**WRITTEN EXERCISE**
Will you write out all the entries below exactly?

**DATASET ROWS**
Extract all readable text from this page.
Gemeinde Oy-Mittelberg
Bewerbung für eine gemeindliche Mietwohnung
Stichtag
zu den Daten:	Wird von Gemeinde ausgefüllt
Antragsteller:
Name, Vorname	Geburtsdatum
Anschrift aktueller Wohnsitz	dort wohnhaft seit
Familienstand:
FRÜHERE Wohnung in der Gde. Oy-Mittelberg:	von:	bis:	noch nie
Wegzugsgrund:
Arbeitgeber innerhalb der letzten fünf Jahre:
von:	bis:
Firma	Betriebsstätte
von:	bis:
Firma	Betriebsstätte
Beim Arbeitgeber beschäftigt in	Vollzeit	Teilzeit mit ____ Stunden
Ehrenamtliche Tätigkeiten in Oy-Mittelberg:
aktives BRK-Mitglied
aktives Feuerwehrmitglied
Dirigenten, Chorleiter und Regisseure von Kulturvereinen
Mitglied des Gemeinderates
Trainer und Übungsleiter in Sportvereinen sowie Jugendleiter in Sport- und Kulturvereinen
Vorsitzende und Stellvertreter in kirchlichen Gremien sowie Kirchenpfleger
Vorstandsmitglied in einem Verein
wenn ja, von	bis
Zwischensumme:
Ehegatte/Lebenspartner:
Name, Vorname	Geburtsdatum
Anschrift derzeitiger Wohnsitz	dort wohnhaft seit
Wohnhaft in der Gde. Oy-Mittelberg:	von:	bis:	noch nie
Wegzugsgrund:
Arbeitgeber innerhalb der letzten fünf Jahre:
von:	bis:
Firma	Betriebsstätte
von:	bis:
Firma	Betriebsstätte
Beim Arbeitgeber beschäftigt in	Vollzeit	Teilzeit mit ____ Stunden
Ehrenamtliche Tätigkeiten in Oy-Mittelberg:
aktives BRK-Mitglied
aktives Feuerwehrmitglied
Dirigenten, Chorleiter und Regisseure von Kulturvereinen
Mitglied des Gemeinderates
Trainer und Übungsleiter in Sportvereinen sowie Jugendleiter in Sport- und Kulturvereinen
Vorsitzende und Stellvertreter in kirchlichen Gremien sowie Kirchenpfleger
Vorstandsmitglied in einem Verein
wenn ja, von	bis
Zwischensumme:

**SOLVED EXERCISE**
Extract all readable text from this page.
Gemeinde Oy-Mittelberg
Bewerbung für eine gemeindliche Mietwohnung
Stichtag
zu den Daten:	Wird von Gemeinde ausgefüllt
Antragsteller:
Name, Vorname	Geburtsdatum
Anschrift aktueller Wohnsitz	dort wohnhaft seit
Familienstand:
FRÜHERE Wohnung in der Gde. Oy-Mittelberg:	von:	bis:	noch nie
Wegzugsgrund:
Arbeitgeber innerhalb der letzten fünf Jahre:
von:	bis:
Firma	Betriebsstätte
von:	bis:
Firma	Betriebsstätte
Beim Arbeitgeber beschäftigt in	Vollzeit	Teilzeit mit ____ Stunden
Ehrenamtliche Tätigkeiten in Oy-Mittelberg:
aktives BRK-Mitglied
aktives Feuerwehrmitglied
Dirigenten, Chorleiter und Regisseure von Kulturvereinen
Mitglied des Gemeinderates
Trainer und Übungsleiter in Sportvereinen sowie Jugendleiter in Sport- und Kulturvereinen
Vorsitzende und Stellvertreter in kirchlichen Gremien sowie Kirchenpfleger
Vorstandsmitglied in einem Verein
wenn ja, von	bis
Zwischensumme:
Ehegatte/Lebenspartner:
Name, Vorname	Geburtsdatum
Anschrift derzeitiger Wohnsitz	dort wohnhaft seit
Wohnhaft in der Gde. Oy-Mittelberg:	von:	bis:	noch nie
Wegzugsgrund:
Arbeitgeber innerhalb der letzten fünf Jahre:
von:	bis:
Firma	Betriebsstätte
von:	bis:
Firma	Betriebsstätte
Beim Arbeitgeber beschäftigt in	Vollzeit	Teilzeit mit ____ Stunden
Ehrenamtliche Tätigkeiten in Oy-Mittelberg:
aktives BRK-Mitglied
aktives Feuerwehrmitglied
Dirigenten, Chorleiter und Regisseure von Kulturvereinen
Mitglied des Gemeinderates
Trainer und Übungsleiter in Sportvereinen sowie Jugendleiter in Sport- und Kulturvereinen
Vorsitzende und Stellvertreter in kirchlichen Gremien sowie Kirchenpfleger
Vorstandsmitglied in einem Verein
wenn ja, von	bis
Zwischensumme:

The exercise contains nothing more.